What is needed: The records that follow must be repeated verbatim, every one of them.

——

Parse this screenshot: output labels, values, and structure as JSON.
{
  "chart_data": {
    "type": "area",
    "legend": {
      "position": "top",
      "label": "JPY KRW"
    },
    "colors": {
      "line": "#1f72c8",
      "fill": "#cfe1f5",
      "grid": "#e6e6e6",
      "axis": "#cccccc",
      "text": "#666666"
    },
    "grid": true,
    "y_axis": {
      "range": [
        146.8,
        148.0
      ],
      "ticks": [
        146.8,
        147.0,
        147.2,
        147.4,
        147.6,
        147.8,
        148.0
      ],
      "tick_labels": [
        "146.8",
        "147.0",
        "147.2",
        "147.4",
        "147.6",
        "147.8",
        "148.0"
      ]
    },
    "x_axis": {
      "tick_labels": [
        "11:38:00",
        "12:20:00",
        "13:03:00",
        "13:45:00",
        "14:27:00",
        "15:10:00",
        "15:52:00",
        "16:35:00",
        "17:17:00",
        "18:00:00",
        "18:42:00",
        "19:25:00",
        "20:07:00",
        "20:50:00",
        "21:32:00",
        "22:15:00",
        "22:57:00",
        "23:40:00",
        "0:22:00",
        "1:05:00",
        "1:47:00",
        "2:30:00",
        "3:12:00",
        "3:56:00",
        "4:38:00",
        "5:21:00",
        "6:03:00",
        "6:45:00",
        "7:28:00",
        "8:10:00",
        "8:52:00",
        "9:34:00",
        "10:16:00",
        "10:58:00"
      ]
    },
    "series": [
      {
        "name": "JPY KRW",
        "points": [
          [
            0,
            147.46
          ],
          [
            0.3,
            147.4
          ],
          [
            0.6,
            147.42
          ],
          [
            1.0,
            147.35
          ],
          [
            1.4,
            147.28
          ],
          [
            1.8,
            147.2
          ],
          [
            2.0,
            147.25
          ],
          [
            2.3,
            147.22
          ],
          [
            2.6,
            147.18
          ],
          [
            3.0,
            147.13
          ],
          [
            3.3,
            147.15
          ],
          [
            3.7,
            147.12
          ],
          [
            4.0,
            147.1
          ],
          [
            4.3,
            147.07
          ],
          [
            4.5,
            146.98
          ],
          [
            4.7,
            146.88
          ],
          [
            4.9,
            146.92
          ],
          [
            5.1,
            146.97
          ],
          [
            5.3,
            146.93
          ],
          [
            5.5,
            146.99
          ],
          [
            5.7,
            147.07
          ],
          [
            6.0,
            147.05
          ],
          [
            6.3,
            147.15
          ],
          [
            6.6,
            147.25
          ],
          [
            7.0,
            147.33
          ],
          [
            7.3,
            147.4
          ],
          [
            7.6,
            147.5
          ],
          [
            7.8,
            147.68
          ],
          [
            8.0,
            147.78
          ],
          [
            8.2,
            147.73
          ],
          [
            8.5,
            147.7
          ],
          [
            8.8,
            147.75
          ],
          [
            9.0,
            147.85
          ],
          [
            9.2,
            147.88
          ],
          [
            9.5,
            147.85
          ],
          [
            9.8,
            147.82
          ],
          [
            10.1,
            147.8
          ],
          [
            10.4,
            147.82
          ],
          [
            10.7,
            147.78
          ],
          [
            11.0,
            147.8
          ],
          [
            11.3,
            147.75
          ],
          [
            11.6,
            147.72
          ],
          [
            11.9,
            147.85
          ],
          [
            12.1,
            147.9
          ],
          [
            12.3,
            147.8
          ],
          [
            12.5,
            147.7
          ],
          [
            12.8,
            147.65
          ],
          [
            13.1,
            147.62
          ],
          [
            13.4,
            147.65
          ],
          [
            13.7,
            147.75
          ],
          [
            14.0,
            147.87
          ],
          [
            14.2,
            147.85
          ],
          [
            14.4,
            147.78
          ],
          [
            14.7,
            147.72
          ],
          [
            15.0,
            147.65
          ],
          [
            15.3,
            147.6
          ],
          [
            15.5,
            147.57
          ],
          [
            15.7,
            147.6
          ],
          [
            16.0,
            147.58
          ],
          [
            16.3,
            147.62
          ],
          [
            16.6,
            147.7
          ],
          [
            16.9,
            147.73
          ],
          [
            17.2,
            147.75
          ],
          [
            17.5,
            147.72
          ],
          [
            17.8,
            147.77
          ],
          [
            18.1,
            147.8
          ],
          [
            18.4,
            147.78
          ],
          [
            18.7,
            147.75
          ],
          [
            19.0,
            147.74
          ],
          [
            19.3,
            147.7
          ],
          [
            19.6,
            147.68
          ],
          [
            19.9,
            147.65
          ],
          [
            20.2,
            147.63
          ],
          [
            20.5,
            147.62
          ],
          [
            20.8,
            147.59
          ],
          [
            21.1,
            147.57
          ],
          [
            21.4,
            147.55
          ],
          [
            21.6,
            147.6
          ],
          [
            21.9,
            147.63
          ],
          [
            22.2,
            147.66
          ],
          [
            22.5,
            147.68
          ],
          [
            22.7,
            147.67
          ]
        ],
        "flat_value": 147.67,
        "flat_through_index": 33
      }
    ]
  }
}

——

The output:
Parse this screenshot: output labels, values, and structure as JSON.
{
  "chart_data": {
    "type": "area",
    "legend": {
      "position": "top",
      "label": "JPY KRW"
    },
    "colors": {
      "line": "#1f72c8",
      "fill": "#cfe1f5",
      "grid": "#e6e6e6",
      "axis": "#cccccc",
      "text": "#666666"
    },
    "grid": true,
    "y_axis": {
      "range": [
        146.8,
        148.0
      ],
      "ticks": [
        146.8,
        147.0,
        147.2,
        147.4,
        147.6,
        147.8,
        148.0
      ],
      "tick_labels": [
        "146.8",
        "147.0",
        "147.2",
        "147.4",
        "147.6",
        "147.8",
        "148.0"
      ]
    },
    "x_axis": {
      "tick_labels": [
        "11:38:00",
        "12:20:00",
        "13:03:00",
        "13:45:00",
        "14:27:00",
        "15:10:00",
        "15:52:00",
        "16:35:00",
        "17:17:00",
        "18:00:00",
        "18:42:00",
        "19:25:00",
        "20:07:00",
        "20:50:00",
        "21:32:00",
        "22:15:00",
        "22:57:00",
        "23:40:00",
        "0:22:00",
        "1:05:00",
        "1:47:00",
        "2:30:00",
        "3:12:00",
        "3:56:00",
        "4:38:00",
        "5:21:00",
        "6:03:00",
        "6:45:00",
        "7:28:00",
        "8:10:00",
        "8:52:00",
        "9:34:00",
        "10:16:00",
        "10:58:00"
      ]
    },
    "series": [
      {
        "name": "JPY KRW",
        "points": [
          [
            0,
            147.46
          ],
          [
            0.3,
            147.4
          ],
          [
            0.6,
            147.42
          ],
          [
            1.0,
            147.35
          ],
          [
            1.4,
            147.28
          ],
          [
            1.8,
            147.2
          ],
          [
            2.0,
            147.25
          ],
          [
            2.3,
            147.22
          ],
          [
            2.6,
            147.18
          ],
          [
            3.0,
            147.13
          ],
          [
            3.3,
            147.15
          ],
          [
            3.7,
            147.12
          ],
          [
            4.0,
            147.1
          ],
          [
            4.3,
            147.07
          ],
          [
            4.5,
            146.98
          ],
          [
            4.7,
            146.88
          ],
          [
            4.9,
            146.92
          ],
          [
            5.1,
            146.97
          ],
          [
            5.3,
            146.93
          ],
          [
            5.5,
            146.99
          ],
          [
            5.7,
            147.07
          ],
          [
            6.0,
            147.05
          ],
          [
            6.3,
            147.15
          ],
          [
            6.6,
            147.25
          ],
          [
            7.0,
            147.33
          ],
          [
            7.3,
            147.4
          ],
          [
            7.6,
            147.5
          ],
          [
            7.8,
            147.68
          ],
          [
            8.0,
            147.78
          ],
          [
            8.2,
            147.73
          ],
          [
            8.5,
            147.7
          ],
          [
            8.8,
            147.75
          ],
          [
            9.0,
            147.85
          ],
          [
            9.2,
            147.88
          ],
          [
            9.5,
            147.85
          ],
          [
            9.8,
            147.82
          ],
          [
            10.1,
            147.8
          ],
          [
            10.4,
            147.82
          ],
          [
            10.7,
            147.78
          ],
          [
            11.0,
            147.8
          ],
          [
            11.3,
            147.75
          ],
          [
            11.6,
            147.72
          ],
          [
            11.9,
            147.85
          ],
          [
            12.1,
            147.9
          ],
          [
            12.3,
            147.8
          ],
          [
            12.5,
            147.7
          ],
          [
            12.8,
            147.65
          ],
          [
            13.1,
            147.62
          ],
          [
            13.4,
            147.65
          ],
          [
            13.7,
            147.75
          ],
          [
            14.0,
            147.87
          ],
          [
            14.2,
            147.85
          ],
          [
            14.4,
            147.78
          ],
          [
            14.7,
            147.72
          ],
          [
            15.0,
            147.65
          ],
          [
            15.3,
            147.6
          ],
          [
            15.5,
            147.57
          ],
          [
            15.7,
            147.6
          ],
          [
            16.0,
            147.58
          ],
          [
            16.3,
            147.62
          ],
          [
            16.6,
            147.7
          ],
          [
            16.9,
            147.73
          ],
          [
            17.2,
            147.75
          ],
          [
            17.5,
            147.72
          ],
          [
            17.8,
            147.77
          ],
          [
            18.1,
            147.8
          ],
          [
            18.4,
            147.78
          ],
          [
            18.7,
            147.75
          ],
          [
            19.0,
            147.74
          ],
          [
            19.3,
            147.7
          ],
          [
            19.6,
            147.68
          ],
          [
            19.9,
            147.65
          ],
          [
            20.2,
            147.63
          ],
          [
            20.5,
            147.62
          ],
          [
            20.8,
            147.59
          ],
          [
            21.1,
            147.57
          ],
          [
            21.4,
            147.55
          ],
          [
            21.6,
            147.6
          ],
          [
            21.9,
            147.63
          ],
          [
            22.2,
            147.66
          ],
          [
            22.5,
            147.68
          ],
          [
            22.7,
            147.67
          ]
        ],
        "flat_value": 147.67,
        "flat_through_index": 33
      }
    ]
  }
}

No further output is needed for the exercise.